Given instruction:
Copy all of the material below exactly.

Data lines:

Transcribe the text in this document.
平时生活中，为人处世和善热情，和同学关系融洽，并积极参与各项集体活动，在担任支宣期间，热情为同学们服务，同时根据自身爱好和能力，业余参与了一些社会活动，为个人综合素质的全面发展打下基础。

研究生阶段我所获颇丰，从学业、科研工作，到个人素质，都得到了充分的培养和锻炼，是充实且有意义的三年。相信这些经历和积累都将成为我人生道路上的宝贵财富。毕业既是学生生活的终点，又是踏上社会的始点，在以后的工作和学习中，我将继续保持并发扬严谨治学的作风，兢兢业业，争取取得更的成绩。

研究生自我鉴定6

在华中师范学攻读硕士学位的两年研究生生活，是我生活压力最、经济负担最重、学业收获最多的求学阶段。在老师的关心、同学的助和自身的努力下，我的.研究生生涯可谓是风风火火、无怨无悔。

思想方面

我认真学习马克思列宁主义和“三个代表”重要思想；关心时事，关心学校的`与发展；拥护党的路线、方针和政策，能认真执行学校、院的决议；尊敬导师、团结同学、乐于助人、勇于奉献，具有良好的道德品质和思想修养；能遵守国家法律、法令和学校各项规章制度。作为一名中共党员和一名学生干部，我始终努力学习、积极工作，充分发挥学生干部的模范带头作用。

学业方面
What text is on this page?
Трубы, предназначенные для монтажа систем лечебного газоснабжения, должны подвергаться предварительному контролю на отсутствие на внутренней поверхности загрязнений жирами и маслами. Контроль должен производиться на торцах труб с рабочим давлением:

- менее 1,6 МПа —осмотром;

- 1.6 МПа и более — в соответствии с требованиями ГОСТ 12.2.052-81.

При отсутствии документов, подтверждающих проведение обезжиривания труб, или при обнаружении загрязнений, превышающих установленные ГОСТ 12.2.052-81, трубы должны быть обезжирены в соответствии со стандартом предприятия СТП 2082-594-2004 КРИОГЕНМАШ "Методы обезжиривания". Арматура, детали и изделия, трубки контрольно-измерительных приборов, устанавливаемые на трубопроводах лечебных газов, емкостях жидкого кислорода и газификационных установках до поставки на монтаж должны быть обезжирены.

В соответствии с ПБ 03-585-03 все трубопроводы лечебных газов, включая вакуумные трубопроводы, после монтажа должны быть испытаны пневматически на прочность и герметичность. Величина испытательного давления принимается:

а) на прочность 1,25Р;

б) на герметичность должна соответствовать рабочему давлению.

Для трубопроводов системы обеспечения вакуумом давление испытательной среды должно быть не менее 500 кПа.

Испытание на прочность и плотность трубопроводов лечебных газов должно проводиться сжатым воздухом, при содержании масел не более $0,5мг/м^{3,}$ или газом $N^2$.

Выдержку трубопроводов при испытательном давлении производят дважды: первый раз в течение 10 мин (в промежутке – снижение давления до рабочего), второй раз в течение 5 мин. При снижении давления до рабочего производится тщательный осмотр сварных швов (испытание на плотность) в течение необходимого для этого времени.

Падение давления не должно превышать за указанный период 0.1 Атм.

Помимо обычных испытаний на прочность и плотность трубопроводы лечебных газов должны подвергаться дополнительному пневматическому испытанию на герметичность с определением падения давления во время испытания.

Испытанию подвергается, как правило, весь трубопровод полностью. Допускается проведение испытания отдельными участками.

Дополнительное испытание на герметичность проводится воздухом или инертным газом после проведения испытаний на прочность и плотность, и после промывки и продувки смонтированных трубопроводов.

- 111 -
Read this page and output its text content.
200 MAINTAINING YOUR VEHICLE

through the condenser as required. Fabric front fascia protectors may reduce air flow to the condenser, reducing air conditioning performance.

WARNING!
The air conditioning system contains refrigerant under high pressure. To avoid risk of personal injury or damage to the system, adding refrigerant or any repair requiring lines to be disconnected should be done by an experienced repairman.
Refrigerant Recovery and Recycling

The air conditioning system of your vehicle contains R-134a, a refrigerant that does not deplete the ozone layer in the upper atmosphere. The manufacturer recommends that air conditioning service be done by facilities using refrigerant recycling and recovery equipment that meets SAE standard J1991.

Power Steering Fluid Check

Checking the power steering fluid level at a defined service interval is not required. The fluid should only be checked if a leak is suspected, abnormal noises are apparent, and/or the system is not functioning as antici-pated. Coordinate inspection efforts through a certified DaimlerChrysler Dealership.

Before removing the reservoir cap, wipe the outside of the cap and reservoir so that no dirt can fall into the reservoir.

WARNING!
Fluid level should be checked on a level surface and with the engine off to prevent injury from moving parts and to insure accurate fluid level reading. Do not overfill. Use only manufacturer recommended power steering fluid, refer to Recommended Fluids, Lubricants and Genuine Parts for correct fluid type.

Response to the exercise:
Transcribe the text in this document.
平时生活中，为人处世和善热情，和同学关系融洽，并积极参与各项集体活动，在担任支宣期间，热情为同学们服务，同时根据自身爱好和能力，业余参与了一些社会活动，为个人综合素质的全面发展打下基础。

研究生阶段我所获颇丰，从学业、科研工作，到个人素质，都得到了充分的培养和锻炼，是充实且有意义的三年。相信这些经历和积累都将成为我人生道路上的宝贵财富。毕业既是学生生活的终点，又是踏上社会的始点，在以后的工作和学习中，我将继续保持并发扬严谨治学的作风，兢兢业业，争取取得更的成绩。

研究生自我鉴定6

在华中师范学攻读硕士学位的两年研究生生活，是我生活压力最、经济负担最重、学业收获最多的求学阶段。在老师的关心、同学的助和自身的努力下，我的.研究生生涯可谓是风风火火、无怨无悔。

思想方面

我认真学习马克思列宁主义和“三个代表”重要思想；关心时事，关心学校的`与发展；拥护党的路线、方针和政策，能认真执行学校、院的决议；尊敬导师、团结同学、乐于助人、勇于奉献，具有良好的道德品质和思想修养；能遵守国家法律、法令和学校各项规章制度。作为一名中共党员和一名学生干部，我始终努力学习、积极工作，充分发挥学生干部的模范带头作用。

学业方面
What text is on this page?
Трубы, предназначенные для монтажа систем лечебного газоснабжения, должны подвергаться предварительному контролю на отсутствие на внутренней поверхности загрязнений жирами и маслами. Контроль должен производиться на торцах труб с рабочим давлением:

- менее 1,6 МПа —осмотром;

- 1.6 МПа и более — в соответствии с требованиями ГОСТ 12.2.052-81.

При отсутствии документов, подтверждающих проведение обезжиривания труб, или при обнаружении загрязнений, превышающих установленные ГОСТ 12.2.052-81, трубы должны быть обезжирены в соответствии со стандартом предприятия СТП 2082-594-2004 КРИОГЕНМАШ "Методы обезжиривания". Арматура, детали и изделия, трубки контрольно-измерительных приборов, устанавливаемые на трубопроводах лечебных газов, емкостях жидкого кислорода и газификационных установках до поставки на монтаж должны быть обезжирены.

В соответствии с ПБ 03-585-03 все трубопроводы лечебных газов, включая вакуумные трубопроводы, после монтажа должны быть испытаны пневматически на прочность и герметичность. Величина испытательного давления принимается:

а) на прочность 1,25Р;

б) на герметичность должна соответствовать рабочему давлению.

Для трубопроводов системы обеспечения вакуумом давление испытательной среды должно быть не менее 500 кПа.

Испытание на прочность и плотность трубопроводов лечебных газов должно проводиться сжатым воздухом, при содержании масел не более $0,5мг/м^{3,}$ или газом $N^2$.

Выдержку трубопроводов при испытательном давлении производят дважды: первый раз в течение 10 мин (в промежутке – снижение давления до рабочего), второй раз в течение 5 мин. При снижении давления до рабочего производится тщательный осмотр сварных швов (испытание на плотность) в течение необходимого для этого времени.

Падение давления не должно превышать за указанный период 0.1 Атм.

Помимо обычных испытаний на прочность и плотность трубопроводы лечебных газов должны подвергаться дополнительному пневматическому испытанию на герметичность с определением падения давления во время испытания.

Испытанию подвергается, как правило, весь трубопровод полностью. Допускается проведение испытания отдельными участками.

Дополнительное испытание на герметичность проводится воздухом или инертным газом после проведения испытаний на прочность и плотность, и после промывки и продувки смонтированных трубопроводов.

- 111 -
Read this page and output its text content.
200 MAINTAINING YOUR VEHICLE

through the condenser as required. Fabric front fascia protectors may reduce air flow to the condenser, reducing air conditioning performance.

WARNING!
The air conditioning system contains refrigerant under high pressure. To avoid risk of personal injury or damage to the system, adding refrigerant or any repair requiring lines to be disconnected should be done by an experienced repairman.
Refrigerant Recovery and Recycling

The air conditioning system of your vehicle contains R-134a, a refrigerant that does not deplete the ozone layer in the upper atmosphere. The manufacturer recommends that air conditioning service be done by facilities using refrigerant recycling and recovery equipment that meets SAE standard J1991.

Power Steering Fluid Check

Checking the power steering fluid level at a defined service interval is not required. The fluid should only be checked if a leak is suspected, abnormal noises are apparent, and/or the system is not functioning as antici-pated. Coordinate inspection efforts through a certified DaimlerChrysler Dealership.

Before removing the reservoir cap, wipe the outside of the cap and reservoir so that no dirt can fall into the reservoir.

WARNING!
Fluid level should be checked on a level surface and with the engine off to prevent injury from moving parts and to insure accurate fluid level reading. Do not overfill. Use only manufacturer recommended power steering fluid, refer to Recommended Fluids, Lubricants and Genuine Parts for correct fluid type.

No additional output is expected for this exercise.